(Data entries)
--- Begin ---

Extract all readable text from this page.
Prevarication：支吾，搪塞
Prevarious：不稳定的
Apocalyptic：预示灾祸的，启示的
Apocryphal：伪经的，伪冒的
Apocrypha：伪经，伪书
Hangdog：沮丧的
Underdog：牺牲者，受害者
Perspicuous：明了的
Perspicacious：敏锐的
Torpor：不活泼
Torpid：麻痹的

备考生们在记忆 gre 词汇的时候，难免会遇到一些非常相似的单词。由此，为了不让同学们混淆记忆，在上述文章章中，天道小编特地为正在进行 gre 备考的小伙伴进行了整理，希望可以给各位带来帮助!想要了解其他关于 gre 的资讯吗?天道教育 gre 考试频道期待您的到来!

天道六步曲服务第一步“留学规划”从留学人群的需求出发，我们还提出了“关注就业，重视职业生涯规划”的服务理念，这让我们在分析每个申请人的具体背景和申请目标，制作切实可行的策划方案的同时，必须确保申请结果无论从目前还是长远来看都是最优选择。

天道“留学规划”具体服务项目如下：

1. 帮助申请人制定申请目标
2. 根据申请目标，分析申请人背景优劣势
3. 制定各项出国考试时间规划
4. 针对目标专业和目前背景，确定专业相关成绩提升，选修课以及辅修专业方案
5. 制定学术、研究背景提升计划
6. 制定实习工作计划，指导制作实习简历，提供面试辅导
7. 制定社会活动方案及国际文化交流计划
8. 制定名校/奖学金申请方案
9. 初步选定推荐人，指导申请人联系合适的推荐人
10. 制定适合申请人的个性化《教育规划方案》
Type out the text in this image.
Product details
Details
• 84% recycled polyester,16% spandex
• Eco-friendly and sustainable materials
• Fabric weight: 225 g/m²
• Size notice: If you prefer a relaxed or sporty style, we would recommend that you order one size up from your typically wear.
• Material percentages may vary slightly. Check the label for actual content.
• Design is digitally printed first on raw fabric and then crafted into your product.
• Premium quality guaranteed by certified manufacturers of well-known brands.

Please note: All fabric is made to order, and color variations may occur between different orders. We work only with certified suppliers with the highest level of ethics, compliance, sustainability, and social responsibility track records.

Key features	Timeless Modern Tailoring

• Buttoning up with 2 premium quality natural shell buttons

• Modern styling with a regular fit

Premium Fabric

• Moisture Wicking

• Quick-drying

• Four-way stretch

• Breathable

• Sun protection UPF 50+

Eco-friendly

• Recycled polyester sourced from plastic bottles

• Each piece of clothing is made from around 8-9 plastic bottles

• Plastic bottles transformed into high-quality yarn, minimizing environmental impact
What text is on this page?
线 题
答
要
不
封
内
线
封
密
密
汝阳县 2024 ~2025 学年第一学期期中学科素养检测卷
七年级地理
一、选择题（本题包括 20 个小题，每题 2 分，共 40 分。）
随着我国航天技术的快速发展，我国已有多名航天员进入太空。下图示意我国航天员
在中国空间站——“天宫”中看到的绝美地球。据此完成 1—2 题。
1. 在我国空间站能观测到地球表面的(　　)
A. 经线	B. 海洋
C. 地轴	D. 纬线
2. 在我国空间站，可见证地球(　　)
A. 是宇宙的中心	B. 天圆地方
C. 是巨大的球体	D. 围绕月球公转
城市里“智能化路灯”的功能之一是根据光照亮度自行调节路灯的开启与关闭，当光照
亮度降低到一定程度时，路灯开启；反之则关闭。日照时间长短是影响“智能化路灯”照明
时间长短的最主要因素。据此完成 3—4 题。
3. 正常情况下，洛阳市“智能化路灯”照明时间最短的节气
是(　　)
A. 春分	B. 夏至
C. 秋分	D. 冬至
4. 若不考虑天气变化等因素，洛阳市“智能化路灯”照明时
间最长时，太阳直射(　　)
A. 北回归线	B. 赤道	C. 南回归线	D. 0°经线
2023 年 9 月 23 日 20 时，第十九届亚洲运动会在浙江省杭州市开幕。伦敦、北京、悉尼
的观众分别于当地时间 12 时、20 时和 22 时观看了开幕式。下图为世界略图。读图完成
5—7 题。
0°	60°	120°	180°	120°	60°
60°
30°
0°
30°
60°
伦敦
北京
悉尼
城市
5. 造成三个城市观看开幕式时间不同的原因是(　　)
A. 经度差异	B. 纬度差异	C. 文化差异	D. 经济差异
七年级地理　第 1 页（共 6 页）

--- End ---

Filter the listing above by the word "into"; copy each line that passes.

• Design is digitally printed first on raw fabric and then crafted into your product.
• Plastic bottles transformed into high-quality yarn, minimizing environmental impact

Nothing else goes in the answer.